Data to use:

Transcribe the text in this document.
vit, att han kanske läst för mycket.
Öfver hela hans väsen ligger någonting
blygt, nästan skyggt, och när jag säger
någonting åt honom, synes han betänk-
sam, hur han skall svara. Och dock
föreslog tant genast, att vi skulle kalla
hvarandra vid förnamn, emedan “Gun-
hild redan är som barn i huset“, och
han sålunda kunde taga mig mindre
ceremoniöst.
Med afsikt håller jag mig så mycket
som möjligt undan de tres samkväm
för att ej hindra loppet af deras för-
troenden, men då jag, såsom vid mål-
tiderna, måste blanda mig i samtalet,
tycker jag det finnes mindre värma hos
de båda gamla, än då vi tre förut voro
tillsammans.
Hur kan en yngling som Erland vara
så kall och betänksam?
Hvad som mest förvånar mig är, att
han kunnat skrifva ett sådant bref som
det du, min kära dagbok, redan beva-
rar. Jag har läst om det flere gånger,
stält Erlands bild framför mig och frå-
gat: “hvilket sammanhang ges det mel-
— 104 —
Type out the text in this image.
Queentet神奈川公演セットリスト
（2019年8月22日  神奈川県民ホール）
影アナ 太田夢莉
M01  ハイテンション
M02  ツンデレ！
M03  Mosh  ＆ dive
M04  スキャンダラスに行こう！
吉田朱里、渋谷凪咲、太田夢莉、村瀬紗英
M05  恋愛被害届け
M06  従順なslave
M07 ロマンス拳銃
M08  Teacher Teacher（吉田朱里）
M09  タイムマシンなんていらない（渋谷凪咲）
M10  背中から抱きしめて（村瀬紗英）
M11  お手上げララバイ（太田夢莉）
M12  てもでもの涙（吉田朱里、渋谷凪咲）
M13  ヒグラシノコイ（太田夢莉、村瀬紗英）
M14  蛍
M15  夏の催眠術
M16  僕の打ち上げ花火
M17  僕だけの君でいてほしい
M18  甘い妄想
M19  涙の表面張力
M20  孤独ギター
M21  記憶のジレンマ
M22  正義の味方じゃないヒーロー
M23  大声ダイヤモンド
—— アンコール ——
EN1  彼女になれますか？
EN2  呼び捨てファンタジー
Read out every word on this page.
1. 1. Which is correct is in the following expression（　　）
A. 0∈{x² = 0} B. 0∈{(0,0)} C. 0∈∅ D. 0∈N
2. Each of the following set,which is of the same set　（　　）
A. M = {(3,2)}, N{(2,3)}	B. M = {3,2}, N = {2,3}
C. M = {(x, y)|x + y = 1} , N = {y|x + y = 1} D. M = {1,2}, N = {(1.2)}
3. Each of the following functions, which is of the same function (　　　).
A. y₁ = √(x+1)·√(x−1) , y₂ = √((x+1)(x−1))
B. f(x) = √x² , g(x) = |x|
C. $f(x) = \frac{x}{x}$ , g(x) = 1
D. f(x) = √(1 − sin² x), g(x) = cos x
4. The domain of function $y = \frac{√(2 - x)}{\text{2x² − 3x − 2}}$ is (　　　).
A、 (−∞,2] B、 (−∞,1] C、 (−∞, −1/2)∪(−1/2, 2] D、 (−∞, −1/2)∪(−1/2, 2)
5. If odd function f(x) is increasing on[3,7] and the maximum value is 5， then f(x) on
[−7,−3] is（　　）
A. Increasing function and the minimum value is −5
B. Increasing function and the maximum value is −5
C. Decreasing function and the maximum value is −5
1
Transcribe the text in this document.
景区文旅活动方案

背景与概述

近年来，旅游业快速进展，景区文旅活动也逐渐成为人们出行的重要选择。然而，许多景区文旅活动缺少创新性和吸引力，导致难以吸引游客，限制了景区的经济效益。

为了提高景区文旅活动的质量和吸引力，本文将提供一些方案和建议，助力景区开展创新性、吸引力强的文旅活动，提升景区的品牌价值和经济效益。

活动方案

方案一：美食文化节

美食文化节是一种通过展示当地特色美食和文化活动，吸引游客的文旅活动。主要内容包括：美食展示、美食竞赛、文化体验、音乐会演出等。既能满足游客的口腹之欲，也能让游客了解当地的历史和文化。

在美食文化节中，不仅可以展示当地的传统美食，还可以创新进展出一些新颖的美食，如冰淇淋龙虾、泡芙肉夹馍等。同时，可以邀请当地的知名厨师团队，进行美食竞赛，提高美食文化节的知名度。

Aim: Restate every line of the data word for word.

Task response:
Transcribe the text in this document.
vit, att han kanske läst för mycket.
Öfver hela hans väsen ligger någonting
blygt, nästan skyggt, och när jag säger
någonting åt honom, synes han betänk-
sam, hur han skall svara. Och dock
föreslog tant genast, att vi skulle kalla
hvarandra vid förnamn, emedan “Gun-
hild redan är som barn i huset“, och
han sålunda kunde taga mig mindre
ceremoniöst.
Med afsikt håller jag mig så mycket
som möjligt undan de tres samkväm
för att ej hindra loppet af deras för-
troenden, men då jag, såsom vid mål-
tiderna, måste blanda mig i samtalet,
tycker jag det finnes mindre värma hos
de båda gamla, än då vi tre förut voro
tillsammans.
Hur kan en yngling som Erland vara
så kall och betänksam?
Hvad som mest förvånar mig är, att
han kunnat skrifva ett sådant bref som
det du, min kära dagbok, redan beva-
rar. Jag har läst om det flere gånger,
stält Erlands bild framför mig och frå-
gat: “hvilket sammanhang ges det mel-
— 104 —
Type out the text in this image.
Queentet神奈川公演セットリスト
（2019年8月22日  神奈川県民ホール）
影アナ 太田夢莉
M01  ハイテンション
M02  ツンデレ！
M03  Mosh  ＆ dive
M04  スキャンダラスに行こう！
吉田朱里、渋谷凪咲、太田夢莉、村瀬紗英
M05  恋愛被害届け
M06  従順なslave
M07 ロマンス拳銃
M08  Teacher Teacher（吉田朱里）
M09  タイムマシンなんていらない（渋谷凪咲）
M10  背中から抱きしめて（村瀬紗英）
M11  お手上げララバイ（太田夢莉）
M12  てもでもの涙（吉田朱里、渋谷凪咲）
M13  ヒグラシノコイ（太田夢莉、村瀬紗英）
M14  蛍
M15  夏の催眠術
M16  僕の打ち上げ花火
M17  僕だけの君でいてほしい
M18  甘い妄想
M19  涙の表面張力
M20  孤独ギター
M21  記憶のジレンマ
M22  正義の味方じゃないヒーロー
M23  大声ダイヤモンド
—— アンコール ——
EN1  彼女になれますか？
EN2  呼び捨てファンタジー
Read out every word on this page.
1. 1. Which is correct is in the following expression（　　）
A. 0∈{x² = 0} B. 0∈{(0,0)} C. 0∈∅ D. 0∈N
2. Each of the following set,which is of the same set　（　　）
A. M = {(3,2)}, N{(2,3)}	B. M = {3,2}, N = {2,3}
C. M = {(x, y)|x + y = 1} , N = {y|x + y = 1} D. M = {1,2}, N = {(1.2)}
3. Each of the following functions, which is of the same function (　　　).
A. y₁ = √(x+1)·√(x−1) , y₂ = √((x+1)(x−1))
B. f(x) = √x² , g(x) = |x|
C. $f(x) = \frac{x}{x}$ , g(x) = 1
D. f(x) = √(1 − sin² x), g(x) = cos x
4. The domain of function $y = \frac{√(2 - x)}{\text{2x² − 3x − 2}}$ is (　　　).
A、 (−∞,2] B、 (−∞,1] C、 (−∞, −1/2)∪(−1/2, 2] D、 (−∞, −1/2)∪(−1/2, 2)
5. If odd function f(x) is increasing on[3,7] and the maximum value is 5， then f(x) on
[−7,−3] is（　　）
A. Increasing function and the minimum value is −5
B. Increasing function and the maximum value is −5
C. Decreasing function and the maximum value is −5
1
Transcribe the text in this document.
景区文旅活动方案

背景与概述

近年来，旅游业快速进展，景区文旅活动也逐渐成为人们出行的重要选择。然而，许多景区文旅活动缺少创新性和吸引力，导致难以吸引游客，限制了景区的经济效益。

为了提高景区文旅活动的质量和吸引力，本文将提供一些方案和建议，助力景区开展创新性、吸引力强的文旅活动，提升景区的品牌价值和经济效益。

活动方案

方案一：美食文化节

美食文化节是一种通过展示当地特色美食和文化活动，吸引游客的文旅活动。主要内容包括：美食展示、美食竞赛、文化体验、音乐会演出等。既能满足游客的口腹之欲，也能让游客了解当地的历史和文化。

在美食文化节中，不仅可以展示当地的传统美食，还可以创新进展出一些新颖的美食，如冰淇淋龙虾、泡芙肉夹馍等。同时，可以邀请当地的知名厨师团队，进行美食竞赛，提高美食文化节的知名度。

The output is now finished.